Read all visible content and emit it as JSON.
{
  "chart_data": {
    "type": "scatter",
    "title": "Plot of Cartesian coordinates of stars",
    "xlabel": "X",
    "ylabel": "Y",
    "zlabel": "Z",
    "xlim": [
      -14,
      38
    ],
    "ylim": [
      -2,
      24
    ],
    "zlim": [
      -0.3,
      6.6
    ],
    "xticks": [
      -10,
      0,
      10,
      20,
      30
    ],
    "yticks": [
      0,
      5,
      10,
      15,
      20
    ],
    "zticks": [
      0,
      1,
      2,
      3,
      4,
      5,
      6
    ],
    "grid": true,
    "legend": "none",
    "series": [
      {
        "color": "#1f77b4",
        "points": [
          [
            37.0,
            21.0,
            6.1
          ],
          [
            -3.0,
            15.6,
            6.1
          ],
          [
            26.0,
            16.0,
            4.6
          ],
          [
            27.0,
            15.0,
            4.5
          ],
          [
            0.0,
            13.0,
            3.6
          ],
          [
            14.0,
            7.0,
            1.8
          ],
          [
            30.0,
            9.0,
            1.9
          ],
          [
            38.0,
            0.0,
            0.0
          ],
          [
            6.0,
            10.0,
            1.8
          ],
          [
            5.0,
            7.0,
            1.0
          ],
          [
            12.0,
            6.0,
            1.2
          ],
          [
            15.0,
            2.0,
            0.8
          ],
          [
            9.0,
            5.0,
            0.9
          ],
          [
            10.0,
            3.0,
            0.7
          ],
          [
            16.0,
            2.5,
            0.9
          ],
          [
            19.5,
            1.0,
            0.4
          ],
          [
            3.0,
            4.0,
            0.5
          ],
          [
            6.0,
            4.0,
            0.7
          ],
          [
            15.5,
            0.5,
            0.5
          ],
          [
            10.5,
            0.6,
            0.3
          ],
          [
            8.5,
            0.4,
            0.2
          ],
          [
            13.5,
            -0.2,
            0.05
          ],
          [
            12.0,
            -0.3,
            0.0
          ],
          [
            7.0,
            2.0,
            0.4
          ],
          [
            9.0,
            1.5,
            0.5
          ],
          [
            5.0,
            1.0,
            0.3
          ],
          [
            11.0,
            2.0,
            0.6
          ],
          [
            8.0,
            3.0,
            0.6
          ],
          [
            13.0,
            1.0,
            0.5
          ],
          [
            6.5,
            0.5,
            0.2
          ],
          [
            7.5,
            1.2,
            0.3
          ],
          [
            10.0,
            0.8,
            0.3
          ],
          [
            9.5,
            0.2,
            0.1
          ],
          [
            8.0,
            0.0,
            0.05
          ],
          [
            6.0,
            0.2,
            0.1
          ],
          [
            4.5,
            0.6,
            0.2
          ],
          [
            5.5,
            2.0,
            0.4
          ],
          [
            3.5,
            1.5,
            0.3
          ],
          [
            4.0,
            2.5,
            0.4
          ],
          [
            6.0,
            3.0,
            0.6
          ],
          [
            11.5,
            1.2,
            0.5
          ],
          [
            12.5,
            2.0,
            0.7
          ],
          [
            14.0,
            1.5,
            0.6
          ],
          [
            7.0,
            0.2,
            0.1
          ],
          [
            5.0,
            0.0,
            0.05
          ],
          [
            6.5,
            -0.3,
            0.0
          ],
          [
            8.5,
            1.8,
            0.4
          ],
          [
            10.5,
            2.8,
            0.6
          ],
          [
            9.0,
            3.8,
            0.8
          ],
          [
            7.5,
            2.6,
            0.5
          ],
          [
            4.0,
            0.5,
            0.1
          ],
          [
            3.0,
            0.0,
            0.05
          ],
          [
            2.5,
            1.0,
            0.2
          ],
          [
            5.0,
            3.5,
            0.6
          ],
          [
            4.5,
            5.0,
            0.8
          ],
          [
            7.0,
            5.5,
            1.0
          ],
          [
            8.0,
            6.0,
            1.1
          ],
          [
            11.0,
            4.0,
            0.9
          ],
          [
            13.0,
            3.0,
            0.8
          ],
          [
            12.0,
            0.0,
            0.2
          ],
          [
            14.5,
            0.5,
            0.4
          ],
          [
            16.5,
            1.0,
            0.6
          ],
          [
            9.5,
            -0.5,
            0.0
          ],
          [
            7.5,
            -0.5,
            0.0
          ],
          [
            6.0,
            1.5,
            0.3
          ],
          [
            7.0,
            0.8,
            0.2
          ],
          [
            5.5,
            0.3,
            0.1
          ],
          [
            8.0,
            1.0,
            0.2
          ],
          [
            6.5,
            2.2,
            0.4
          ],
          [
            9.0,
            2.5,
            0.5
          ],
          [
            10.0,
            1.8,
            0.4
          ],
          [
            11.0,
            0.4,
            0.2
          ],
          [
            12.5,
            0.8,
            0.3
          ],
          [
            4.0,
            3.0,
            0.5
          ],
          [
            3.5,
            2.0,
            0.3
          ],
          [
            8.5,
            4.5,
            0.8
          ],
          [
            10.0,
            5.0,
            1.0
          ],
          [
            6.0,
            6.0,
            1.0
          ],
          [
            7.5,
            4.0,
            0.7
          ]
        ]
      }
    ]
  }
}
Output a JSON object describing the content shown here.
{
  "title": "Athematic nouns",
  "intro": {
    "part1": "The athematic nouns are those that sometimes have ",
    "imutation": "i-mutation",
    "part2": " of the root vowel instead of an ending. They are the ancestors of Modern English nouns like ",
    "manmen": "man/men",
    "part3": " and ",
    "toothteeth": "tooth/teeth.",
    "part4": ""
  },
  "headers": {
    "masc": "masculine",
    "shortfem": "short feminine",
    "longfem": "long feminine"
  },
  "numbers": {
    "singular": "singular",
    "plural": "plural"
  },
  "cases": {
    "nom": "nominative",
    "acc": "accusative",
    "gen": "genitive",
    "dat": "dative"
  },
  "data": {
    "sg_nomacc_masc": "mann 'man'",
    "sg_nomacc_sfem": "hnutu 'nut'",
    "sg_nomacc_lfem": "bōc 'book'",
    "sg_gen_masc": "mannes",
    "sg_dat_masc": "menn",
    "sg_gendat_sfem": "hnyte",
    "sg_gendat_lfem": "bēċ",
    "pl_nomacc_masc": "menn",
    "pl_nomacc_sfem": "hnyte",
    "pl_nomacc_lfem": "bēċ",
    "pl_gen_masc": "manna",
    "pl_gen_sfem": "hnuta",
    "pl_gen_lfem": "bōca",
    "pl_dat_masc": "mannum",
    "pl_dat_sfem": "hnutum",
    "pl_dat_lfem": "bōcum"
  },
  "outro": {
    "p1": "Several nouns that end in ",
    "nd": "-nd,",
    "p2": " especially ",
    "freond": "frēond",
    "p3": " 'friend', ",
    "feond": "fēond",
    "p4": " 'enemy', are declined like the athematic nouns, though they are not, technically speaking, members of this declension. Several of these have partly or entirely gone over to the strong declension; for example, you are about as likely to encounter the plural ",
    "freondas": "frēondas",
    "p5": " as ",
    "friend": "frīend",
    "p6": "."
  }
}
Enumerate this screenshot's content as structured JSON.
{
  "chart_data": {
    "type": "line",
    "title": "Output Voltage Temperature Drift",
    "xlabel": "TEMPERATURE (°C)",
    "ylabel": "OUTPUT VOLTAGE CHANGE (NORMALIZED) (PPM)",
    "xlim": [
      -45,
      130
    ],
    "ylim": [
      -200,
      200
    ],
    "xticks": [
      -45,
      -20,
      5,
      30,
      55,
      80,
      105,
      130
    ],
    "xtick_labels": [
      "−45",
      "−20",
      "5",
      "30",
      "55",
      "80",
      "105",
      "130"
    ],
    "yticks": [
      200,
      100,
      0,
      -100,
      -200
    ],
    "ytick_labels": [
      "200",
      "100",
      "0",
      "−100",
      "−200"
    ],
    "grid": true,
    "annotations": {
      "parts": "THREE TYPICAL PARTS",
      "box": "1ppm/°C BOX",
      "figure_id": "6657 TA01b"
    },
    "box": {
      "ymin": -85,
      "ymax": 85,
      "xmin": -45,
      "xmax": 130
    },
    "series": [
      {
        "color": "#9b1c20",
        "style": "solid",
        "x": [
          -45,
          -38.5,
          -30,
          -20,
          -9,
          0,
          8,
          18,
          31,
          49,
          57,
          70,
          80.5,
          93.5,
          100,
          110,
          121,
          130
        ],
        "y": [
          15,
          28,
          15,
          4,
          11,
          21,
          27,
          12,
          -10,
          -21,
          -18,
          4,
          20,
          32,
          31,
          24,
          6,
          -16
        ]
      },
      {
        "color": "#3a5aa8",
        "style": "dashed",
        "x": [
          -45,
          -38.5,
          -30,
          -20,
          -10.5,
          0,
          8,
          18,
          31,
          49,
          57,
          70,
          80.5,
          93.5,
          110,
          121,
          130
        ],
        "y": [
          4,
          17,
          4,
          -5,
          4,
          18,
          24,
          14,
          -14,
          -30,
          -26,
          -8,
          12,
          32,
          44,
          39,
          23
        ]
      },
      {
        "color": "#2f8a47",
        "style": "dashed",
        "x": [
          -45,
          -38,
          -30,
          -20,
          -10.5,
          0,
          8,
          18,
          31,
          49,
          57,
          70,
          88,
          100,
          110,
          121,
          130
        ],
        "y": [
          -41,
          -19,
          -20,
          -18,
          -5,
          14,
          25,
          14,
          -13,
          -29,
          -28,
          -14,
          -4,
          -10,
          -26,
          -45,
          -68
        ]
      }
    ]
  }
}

- [Aim of the exercise] Locate the lines above that contain "content" and copy them.

- [Correct answer]
Read all visible content and emit it as JSON.
Output a JSON object describing the content shown here.
Enumerate this screenshot's content as structured JSON.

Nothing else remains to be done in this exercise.